WHAT TO DO — Convert every line of the data entries into a JSON list of strings, one string per line, skipping blank lines. Leave out the picture lines.

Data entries
#####

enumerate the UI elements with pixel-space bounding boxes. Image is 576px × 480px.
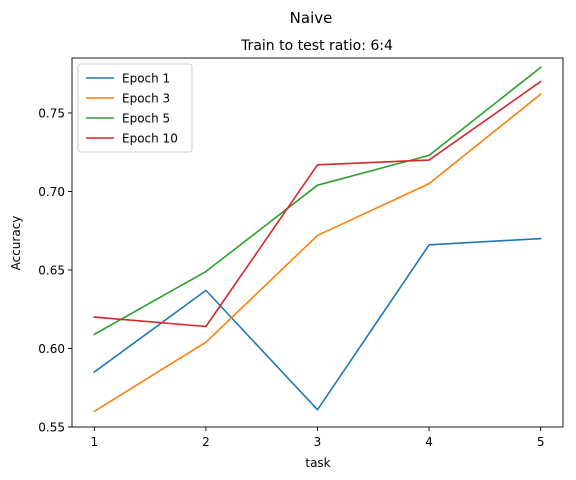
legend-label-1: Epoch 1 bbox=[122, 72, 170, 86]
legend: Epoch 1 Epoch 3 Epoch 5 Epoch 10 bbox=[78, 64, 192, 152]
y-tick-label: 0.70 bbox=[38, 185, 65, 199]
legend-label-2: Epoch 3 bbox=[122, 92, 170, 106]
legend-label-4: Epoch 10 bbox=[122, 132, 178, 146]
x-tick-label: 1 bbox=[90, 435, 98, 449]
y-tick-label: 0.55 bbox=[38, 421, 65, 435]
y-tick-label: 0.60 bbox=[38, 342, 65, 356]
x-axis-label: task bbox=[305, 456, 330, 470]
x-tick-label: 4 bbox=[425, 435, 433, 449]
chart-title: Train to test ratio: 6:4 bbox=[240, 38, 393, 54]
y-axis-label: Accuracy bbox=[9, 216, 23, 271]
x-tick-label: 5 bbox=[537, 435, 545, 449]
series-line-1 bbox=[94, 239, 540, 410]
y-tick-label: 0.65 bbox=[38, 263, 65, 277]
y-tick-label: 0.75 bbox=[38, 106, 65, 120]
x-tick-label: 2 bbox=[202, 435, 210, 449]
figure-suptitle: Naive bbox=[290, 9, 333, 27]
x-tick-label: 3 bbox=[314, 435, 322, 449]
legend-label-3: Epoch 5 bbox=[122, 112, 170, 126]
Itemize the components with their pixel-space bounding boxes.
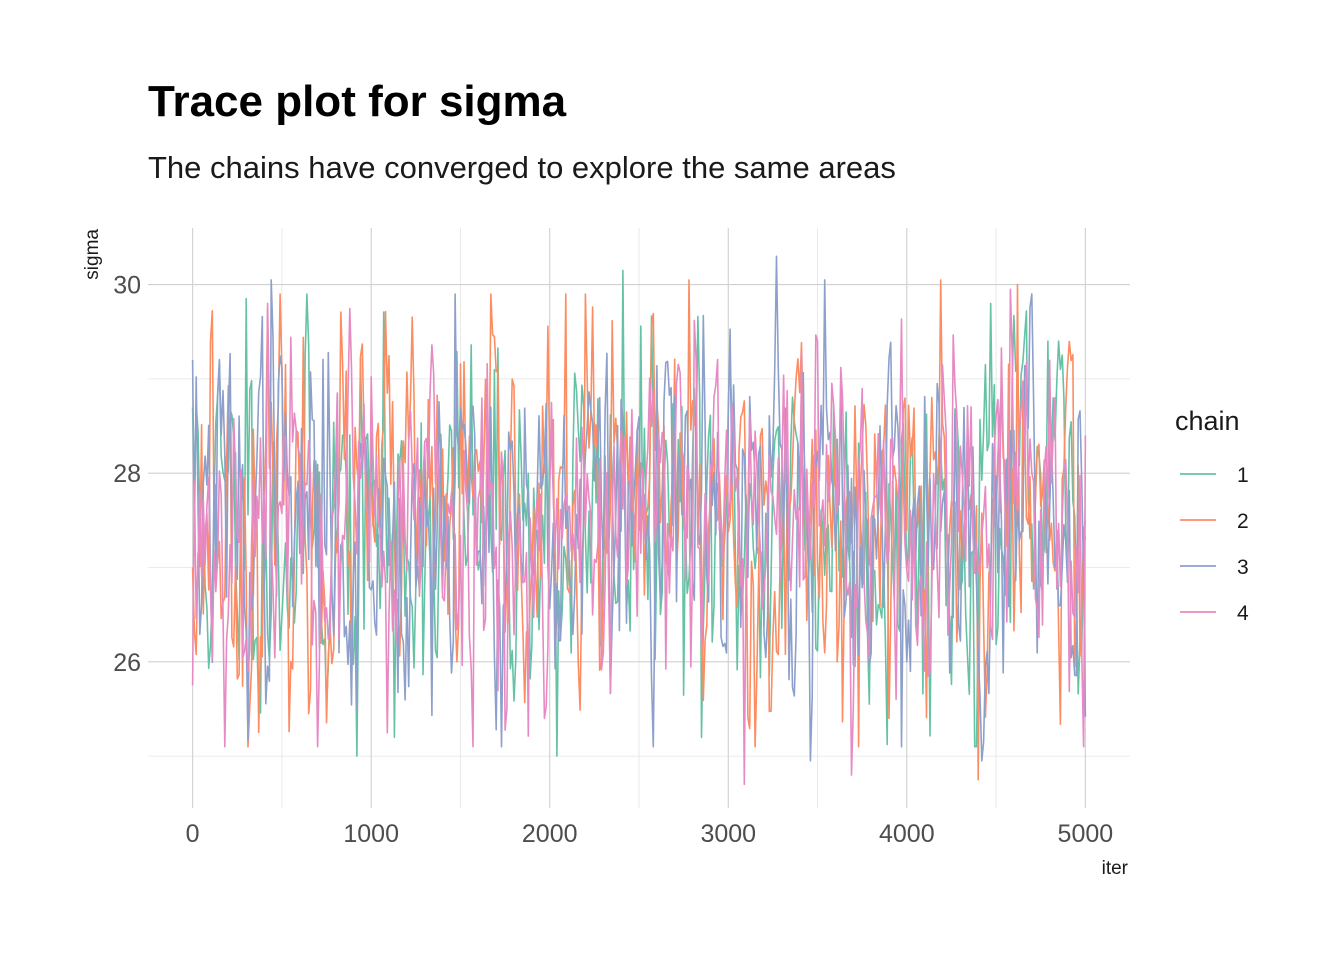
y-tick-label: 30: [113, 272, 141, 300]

#####

RESPONSE —
[
  "enumerate the UI elements with pixel-space bounding boxes. Image is 576px × 480px.",
  "legend-label-1: Epoch 1 bbox=[122, 72, 170, 86]",
  "legend: Epoch 1 Epoch 3 Epoch 5 Epoch 10 bbox=[78, 64, 192, 152]",
  "y-tick-label: 0.70 bbox=[38, 185, 65, 199]",
  "legend-label-2: Epoch 3 bbox=[122, 92, 170, 106]",
  "legend-label-4: Epoch 10 bbox=[122, 132, 178, 146]",
  "x-tick-label: 1 bbox=[90, 435, 98, 449]",
  "y-tick-label: 0.55 bbox=[38, 421, 65, 435]",
  "y-tick-label: 0.60 bbox=[38, 342, 65, 356]",
  "x-axis-label: task bbox=[305, 456, 330, 470]",
  "x-tick-label: 4 bbox=[425, 435, 433, 449]",
  "chart-title: Train to test ratio: 6:4 bbox=[240, 38, 393, 54]",
  "y-axis-label: Accuracy bbox=[9, 216, 23, 271]",
  "x-tick-label: 5 bbox=[537, 435, 545, 449]",
  "series-line-1 bbox=[94, 239, 540, 410]",
  "y-tick-label: 0.65 bbox=[38, 263, 65, 277]",
  "y-tick-label: 0.75 bbox=[38, 106, 65, 120]",
  "x-tick-label: 2 bbox=[202, 435, 210, 449]",
  "figure-suptitle: Naive bbox=[290, 9, 333, 27]",
  "x-tick-label: 3 bbox=[314, 435, 322, 449]",
  "legend-label-3: Epoch 5 bbox=[122, 112, 170, 126]",
  "Itemize the components with their pixel-space bounding boxes.",
  "y-tick-label: 30: [113, 272, 141, 300]"
]